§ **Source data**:
====================
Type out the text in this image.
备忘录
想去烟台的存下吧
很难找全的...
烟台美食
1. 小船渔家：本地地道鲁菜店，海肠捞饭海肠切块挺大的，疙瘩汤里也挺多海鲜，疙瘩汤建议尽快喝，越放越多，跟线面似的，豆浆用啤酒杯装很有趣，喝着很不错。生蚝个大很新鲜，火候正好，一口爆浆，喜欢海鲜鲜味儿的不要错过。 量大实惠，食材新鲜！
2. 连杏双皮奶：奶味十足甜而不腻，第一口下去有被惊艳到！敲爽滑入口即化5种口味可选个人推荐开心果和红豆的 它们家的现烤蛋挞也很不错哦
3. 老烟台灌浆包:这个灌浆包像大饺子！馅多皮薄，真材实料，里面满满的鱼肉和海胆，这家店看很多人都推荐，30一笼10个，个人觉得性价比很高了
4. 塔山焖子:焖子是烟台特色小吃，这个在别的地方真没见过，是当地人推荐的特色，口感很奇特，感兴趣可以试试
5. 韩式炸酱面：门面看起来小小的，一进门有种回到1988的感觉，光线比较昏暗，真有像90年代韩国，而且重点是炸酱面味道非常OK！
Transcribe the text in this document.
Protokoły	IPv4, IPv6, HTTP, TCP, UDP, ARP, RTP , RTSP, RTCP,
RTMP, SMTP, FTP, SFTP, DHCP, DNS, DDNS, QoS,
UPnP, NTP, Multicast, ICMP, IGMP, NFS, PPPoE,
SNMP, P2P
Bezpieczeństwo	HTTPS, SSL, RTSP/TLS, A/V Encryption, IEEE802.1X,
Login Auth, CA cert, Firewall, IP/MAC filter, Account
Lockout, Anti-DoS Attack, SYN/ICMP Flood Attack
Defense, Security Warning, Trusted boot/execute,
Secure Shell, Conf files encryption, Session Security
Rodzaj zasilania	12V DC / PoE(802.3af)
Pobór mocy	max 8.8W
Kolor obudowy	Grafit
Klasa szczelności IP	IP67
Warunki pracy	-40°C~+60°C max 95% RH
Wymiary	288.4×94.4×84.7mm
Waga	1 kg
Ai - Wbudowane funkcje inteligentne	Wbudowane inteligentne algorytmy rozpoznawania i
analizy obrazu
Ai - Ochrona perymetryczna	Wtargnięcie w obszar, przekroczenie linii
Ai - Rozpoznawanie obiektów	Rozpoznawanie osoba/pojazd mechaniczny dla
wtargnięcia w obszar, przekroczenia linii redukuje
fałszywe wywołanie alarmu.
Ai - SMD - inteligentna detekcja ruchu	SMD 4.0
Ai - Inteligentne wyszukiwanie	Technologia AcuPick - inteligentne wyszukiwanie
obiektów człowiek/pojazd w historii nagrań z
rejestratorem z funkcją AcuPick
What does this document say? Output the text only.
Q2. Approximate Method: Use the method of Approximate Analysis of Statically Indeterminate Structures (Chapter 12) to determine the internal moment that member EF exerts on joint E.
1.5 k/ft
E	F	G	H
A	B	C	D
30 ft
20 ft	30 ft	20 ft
====================
§ **REQUIRED TASK**: Copy exactly the lines from the one containing "Transcribe the text in this document." through the last line of the records, both included, and nothing else.

§ **TASK SOLUTION**:
Transcribe the text in this document.
Protokoły	IPv4, IPv6, HTTP, TCP, UDP, ARP, RTP , RTSP, RTCP,
RTMP, SMTP, FTP, SFTP, DHCP, DNS, DDNS, QoS,
UPnP, NTP, Multicast, ICMP, IGMP, NFS, PPPoE,
SNMP, P2P
Bezpieczeństwo	HTTPS, SSL, RTSP/TLS, A/V Encryption, IEEE802.1X,
Login Auth, CA cert, Firewall, IP/MAC filter, Account
Lockout, Anti-DoS Attack, SYN/ICMP Flood Attack
Defense, Security Warning, Trusted boot/execute,
Secure Shell, Conf files encryption, Session Security
Rodzaj zasilania	12V DC / PoE(802.3af)
Pobór mocy	max 8.8W
Kolor obudowy	Grafit
Klasa szczelności IP	IP67
Warunki pracy	-40°C~+60°C max 95% RH
Wymiary	288.4×94.4×84.7mm
Waga	1 kg
Ai - Wbudowane funkcje inteligentne	Wbudowane inteligentne algorytmy rozpoznawania i
analizy obrazu
Ai - Ochrona perymetryczna	Wtargnięcie w obszar, przekroczenie linii
Ai - Rozpoznawanie obiektów	Rozpoznawanie osoba/pojazd mechaniczny dla
wtargnięcia w obszar, przekroczenia linii redukuje
fałszywe wywołanie alarmu.
Ai - SMD - inteligentna detekcja ruchu	SMD 4.0
Ai - Inteligentne wyszukiwanie	Technologia AcuPick - inteligentne wyszukiwanie
obiektów człowiek/pojazd w historii nagrań z
rejestratorem z funkcją AcuPick
What does this document say? Output the text only.
Q2. Approximate Method: Use the method of Approximate Analysis of Statically Indeterminate Structures (Chapter 12) to determine the internal moment that member EF exerts on joint E.
1.5 k/ft
E	F	G	H
A	B	C	D
30 ft
20 ft	30 ft	20 ft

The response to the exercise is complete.